> [Jobs]:
(a) Check these statements against the piece on Bethesda's games. For each, answer yes or no and quote the words from the piece that decide it. (i) Bethesda helped bring back DOOM. (ii) The piece calls Fallout 4 and Skyrim flawless. (iii) Bethesda moved into stealth action with The Evil Within.
(b) In the piece on Bethesda's games, rewrite the part that opens with the words containing "Of course, that" and closes with "fundamentally flawed mechanics.", changing "crown jewels" to "prized treasures".

Bethesda’s got a lot going for it over the past decade. It helped to resurrect DOOM, it put Wolfenstein back on the frontlines, we’ve even seen Quake respawn to complete id Software’s trinity of landmark shooters. It dipped its toes into survival horror with The Evil Within, and crept into the stealth action genre with Dishonored.
Of course, that still leaves us with the crown jewels of Bethesda’s gilded gaming crown; Fallout and The Elder Scrolls. Every gamer, casual, hardcore, even non-gamers are more than familiar with the titles. Their popularity is hardly without reason - release for release, they’re generally the biggest, most feature-heavy open-world adventures to be had for their time.
And the latest releases, Fallout 4 and The Elder Scrolls V: Skyrim, showcase these claims brilliantly. For all the hype preceding their releases, the buzz following, and the immense amount of critical praise that they receive, you’d almost think that they were flawless.
They aren’t. They’re great games, make no mistake. But they’re not without drawbacks, strange design choices or fundamentally flawed mechanics.

> [Extracted information]:

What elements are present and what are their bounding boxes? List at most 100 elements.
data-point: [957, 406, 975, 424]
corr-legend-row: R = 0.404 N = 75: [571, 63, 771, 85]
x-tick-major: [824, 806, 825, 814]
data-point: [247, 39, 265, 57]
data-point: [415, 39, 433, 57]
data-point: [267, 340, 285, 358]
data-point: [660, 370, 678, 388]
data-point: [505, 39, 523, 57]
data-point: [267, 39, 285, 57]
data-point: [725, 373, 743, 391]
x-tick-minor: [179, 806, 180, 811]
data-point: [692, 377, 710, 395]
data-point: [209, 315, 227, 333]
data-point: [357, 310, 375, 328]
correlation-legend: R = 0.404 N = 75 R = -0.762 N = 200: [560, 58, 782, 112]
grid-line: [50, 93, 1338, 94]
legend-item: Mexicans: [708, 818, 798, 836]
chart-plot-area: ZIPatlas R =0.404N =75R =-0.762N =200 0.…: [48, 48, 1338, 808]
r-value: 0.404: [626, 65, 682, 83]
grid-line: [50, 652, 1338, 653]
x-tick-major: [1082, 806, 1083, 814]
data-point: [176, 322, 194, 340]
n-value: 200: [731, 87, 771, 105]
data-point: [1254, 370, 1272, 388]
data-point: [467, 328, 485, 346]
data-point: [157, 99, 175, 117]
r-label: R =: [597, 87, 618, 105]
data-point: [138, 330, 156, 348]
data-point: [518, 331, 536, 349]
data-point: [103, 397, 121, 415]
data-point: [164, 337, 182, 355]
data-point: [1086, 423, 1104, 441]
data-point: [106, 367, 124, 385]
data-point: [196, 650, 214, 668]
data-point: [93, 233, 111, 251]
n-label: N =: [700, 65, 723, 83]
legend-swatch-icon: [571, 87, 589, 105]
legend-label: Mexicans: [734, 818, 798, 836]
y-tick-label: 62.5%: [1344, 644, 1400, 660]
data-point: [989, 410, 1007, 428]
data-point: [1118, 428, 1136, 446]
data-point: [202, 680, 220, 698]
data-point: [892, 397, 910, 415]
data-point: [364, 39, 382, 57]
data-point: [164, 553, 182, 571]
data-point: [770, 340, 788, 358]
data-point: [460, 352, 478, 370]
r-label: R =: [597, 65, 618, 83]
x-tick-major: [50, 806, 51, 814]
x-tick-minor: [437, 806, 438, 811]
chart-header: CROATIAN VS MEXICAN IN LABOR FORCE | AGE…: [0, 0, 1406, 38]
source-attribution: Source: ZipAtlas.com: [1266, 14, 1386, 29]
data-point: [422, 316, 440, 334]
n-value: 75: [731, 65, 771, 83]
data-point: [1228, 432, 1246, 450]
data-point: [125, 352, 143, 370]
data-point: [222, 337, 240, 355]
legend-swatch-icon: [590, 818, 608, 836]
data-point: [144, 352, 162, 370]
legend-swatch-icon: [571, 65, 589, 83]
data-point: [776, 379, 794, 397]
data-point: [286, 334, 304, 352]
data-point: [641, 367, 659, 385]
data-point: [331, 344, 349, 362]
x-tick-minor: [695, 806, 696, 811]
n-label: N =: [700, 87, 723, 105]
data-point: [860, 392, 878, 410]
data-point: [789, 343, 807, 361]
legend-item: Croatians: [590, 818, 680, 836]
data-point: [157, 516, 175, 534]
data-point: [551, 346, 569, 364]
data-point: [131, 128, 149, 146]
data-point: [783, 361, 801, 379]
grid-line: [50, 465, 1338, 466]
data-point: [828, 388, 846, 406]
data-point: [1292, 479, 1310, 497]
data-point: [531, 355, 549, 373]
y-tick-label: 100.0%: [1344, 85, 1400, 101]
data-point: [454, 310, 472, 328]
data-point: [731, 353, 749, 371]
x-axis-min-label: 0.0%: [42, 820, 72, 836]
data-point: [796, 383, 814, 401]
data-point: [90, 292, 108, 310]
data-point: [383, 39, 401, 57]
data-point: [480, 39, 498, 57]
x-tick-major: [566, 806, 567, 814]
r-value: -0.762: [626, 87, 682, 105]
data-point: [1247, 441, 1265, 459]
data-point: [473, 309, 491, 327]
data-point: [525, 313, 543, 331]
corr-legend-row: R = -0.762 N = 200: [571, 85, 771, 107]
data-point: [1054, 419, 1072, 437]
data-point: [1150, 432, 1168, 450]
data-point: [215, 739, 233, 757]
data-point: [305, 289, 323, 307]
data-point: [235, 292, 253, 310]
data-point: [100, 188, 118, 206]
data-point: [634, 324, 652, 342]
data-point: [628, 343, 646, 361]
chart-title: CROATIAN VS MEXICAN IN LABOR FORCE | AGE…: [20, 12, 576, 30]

> [Solutions by task]:
(a)
(i) Yes: "It helped to resurrect DOOM"
(ii) No: "They aren’t."
(iii) No: "crept into the stealth action genre with Dishonored"

(b)
Of course, that still leaves us with the prized treasures of Bethesda’s gilded gaming crown; Fallout and The Elder Scrolls. Every gamer, casual, hardcore, even non-gamers are more than familiar with the titles. Their popularity is hardly without reason - release for release, they’re generally the biggest, most feature-heavy open-world adventures to be had for their time.
And the latest releases, Fallout 4 and The Elder Scrolls V: Skyrim, showcase these claims brilliantly. For all the hype preceding their releases, the buzz following, and the immense amount of critical praise that they receive, you’d almost think that they were flawless.
They aren’t. They’re great games, make no mistake. But they’re not without drawbacks, strange design choices or fundamentally flawed mechanics.